- _练习题目 1_
在这篇动态规划题解中,1035.不相交的线的思路被说成与哪一题的做法相同?
- _练习题目 2_
请从这篇动态规划题解的末尾接着续写。

- _页面_
★ ★ ★ ★ ★ ★ ★

文章链接:代码随想录
题目链接:1143.最长公共子序列
思路:一维数组没法记录全之前地依赖值。二维倒序也不行,因为还要依赖这层前面更新完的元素(dp[i][j - 1]),倒序的话这层前面元素还没更新,也是一维数组行不通的原因。
class Solution {
public:
int longestCommonSubsequence(string text1, string text2) {
vector<vector<int>> dp(text1.size() + 1, vector<int>(text2.size() + 1));
int result = 0;
for (int i = 1; i <= text1.size(); i++){
for (int j = 1; j <= text2.size(); j++){
if (text1[i - 1] == text2[j - 1]) dp[i][j] = dp[i - 1][j - 1] + 1;
else dp[i][j] = max(dp[i - 1][j], dp[i][j - 1]);
result = result > dp[i][j] ? result : dp[i][j];
}
}
return result;
}
};
文章链接:代码随想录
题目链接:1035.不相交的线
思路:和求最长公共子序列一样
class Solution {
public:
int maxUncrossedLines(vector<int>& nums1, vector<int>& nums2) {
vector<vector<int>> dp(nums1.size() + 1, vector<int>(nums2.size() + 1));
int result = 0;
for (int i = 1; i <= nums1.size(); i++){
for (int j = 1; j <= nums2.size(); j++){
if (nums1[i - 1] == nums2[j - 1]) dp[i][j] = dp[i - 1][j - 1] + 1;
else dp[i][j] = max(dp[i - 1][j], dp[i][j - 1]);
result = result > dp[i][j] ? result : dp[i][j];
}
}
return result;
}
};
思路:贪心做过,这次用动规方法记录。

★ ★ ★ ★ ★ ★ ★

- _给定列表_
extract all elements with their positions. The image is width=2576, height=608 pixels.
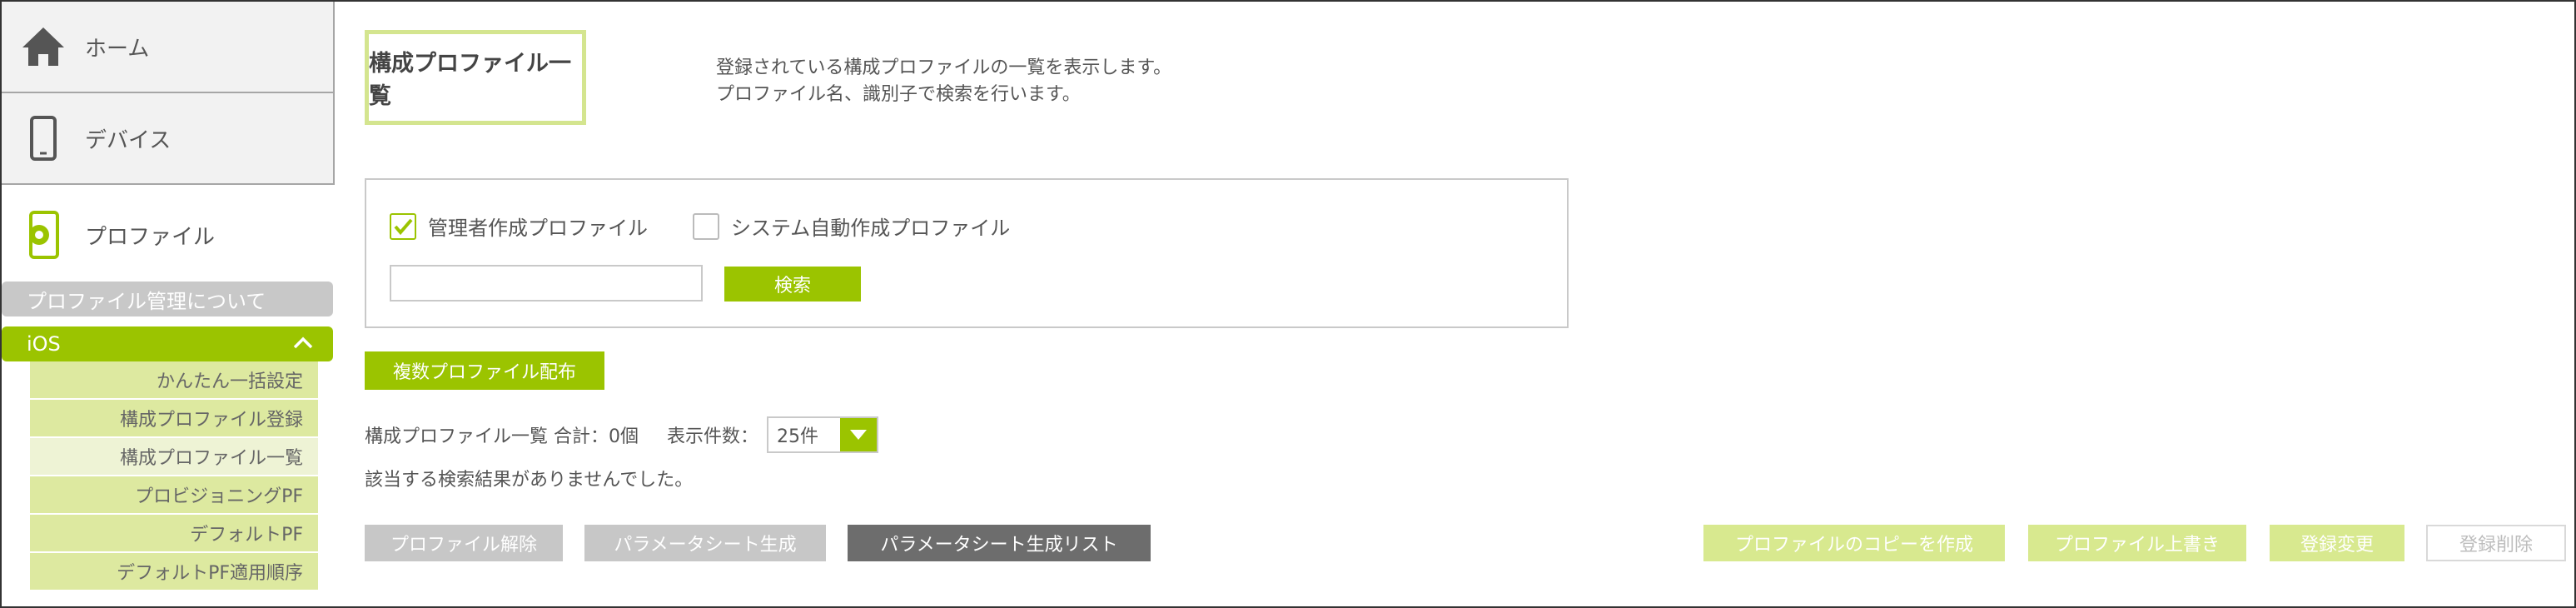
search-button[interactable]: 検索 [724,267,861,302]
dropdown-arrow-icon [840,418,878,451]
delete-registration-button[interactable]: 登録削除 [2426,525,2566,561]
nav-profile-label: プロファイル [85,224,216,250]
per-page-value: 25件 [777,426,819,447]
per-page-label: 表示件数： [667,426,759,447]
profile-management-about[interactable]: プロファイル管理について [2,282,333,316]
description-line-1: 登録されている構成プロファイルの一覧を表示します。 [716,57,1172,78]
no-result-message: 該当する検索結果がありませんでした。 [365,470,694,491]
submenu-provisioning-pf[interactable]: プロビジョニングPF [30,476,318,515]
submenu-default-pf[interactable]: デフォルトPF [30,515,318,553]
nav-device-label: デバイス [85,127,172,153]
per-page-select[interactable]: 25件 [767,416,879,453]
nav-home[interactable]: ホーム [2,2,335,93]
checkbox-empty-icon [693,212,719,240]
system-profile-checkbox[interactable]: システム自動作成プロファイル [693,212,1010,241]
nav-home-label: ホーム [85,36,150,62]
system-profile-label: システム自動作成プロファイル [731,217,1011,240]
submenu-default-pf-order[interactable]: デフォルトPF適用順序 [30,553,318,591]
param-sheet-button[interactable]: パラメータシート生成 [584,525,826,561]
profile-overwrite-button[interactable]: プロファイル上書き [2028,525,2246,561]
admin-profile-checkbox[interactable]: 管理者作成プロファイル [390,212,648,241]
param-sheet-list-button[interactable]: パラメータシート生成リスト [848,525,1151,561]
admin-profile-label: 管理者作成プロファイル [428,217,648,240]
search-input[interactable] [390,265,703,302]
profile-release-button[interactable]: プロファイル解除 [365,525,563,561]
profile-gear-icon [20,210,67,260]
page-title: 構成プロファイル一覧 [365,30,586,125]
multi-profile-deploy-button[interactable]: 複数プロファイル配布 [365,351,604,390]
page-description: 登録されている構成プロファイルの一覧を表示します。 プロファイル名、識別子で検索… [716,55,1171,108]
edit-registration-button[interactable]: 登録変更 [2270,525,2404,561]
ios-section-toggle[interactable]: iOS [2,326,333,361]
submenu-profile-list[interactable]: 構成プロファイル一覧 [30,438,318,476]
smartphone-icon [20,115,67,162]
home-icon [20,23,67,70]
nav-device[interactable]: デバイス [2,93,335,185]
chevron-up-icon [291,331,315,360]
description-line-2: プロファイル名、識別子で検索を行います。 [716,84,1081,105]
ios-submenu: かんたん一括設定 構成プロファイル登録 構成プロファイル一覧 プロビジョニングP… [30,361,318,591]
total-count: 構成プロファイル一覧 合計：0個 [365,426,639,447]
search-panel: 管理者作成プロファイル システム自動作成プロファイル 検索 [365,178,1569,328]
profile-copy-button[interactable]: プロファイルのコピーを作成 [1703,525,2005,561]
ios-label: iOS [27,332,61,356]
checkmark-icon [390,212,416,240]
nav-profile[interactable]: プロファイル [2,188,335,282]
submenu-profile-register[interactable]: 構成プロファイル登録 [30,400,318,438]
list-summary: 構成プロファイル一覧 合計：0個 表示件数： 25件 [365,416,879,453]
submenu-easy-setup[interactable]: かんたん一括設定 [30,361,318,400]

★ ★ ★ ★ ★ ★ ★

- _参考答案 1_
和求最长公共子序列一样。

- _参考答案 2_
class Solution {
public:
int maxSubArray(vector<int>& nums) {
vector<int> dp(nums.size());
dp[0] = nums[0];
int result = dp[0];
for (int i = 1; i < nums.size(); i++){
dp[i] = max(dp[i - 1] + nums[i], nums[i]);
if (dp[i] > result) result = dp[i];
}
return result;
}
};
第五十三天打卡,加油!!!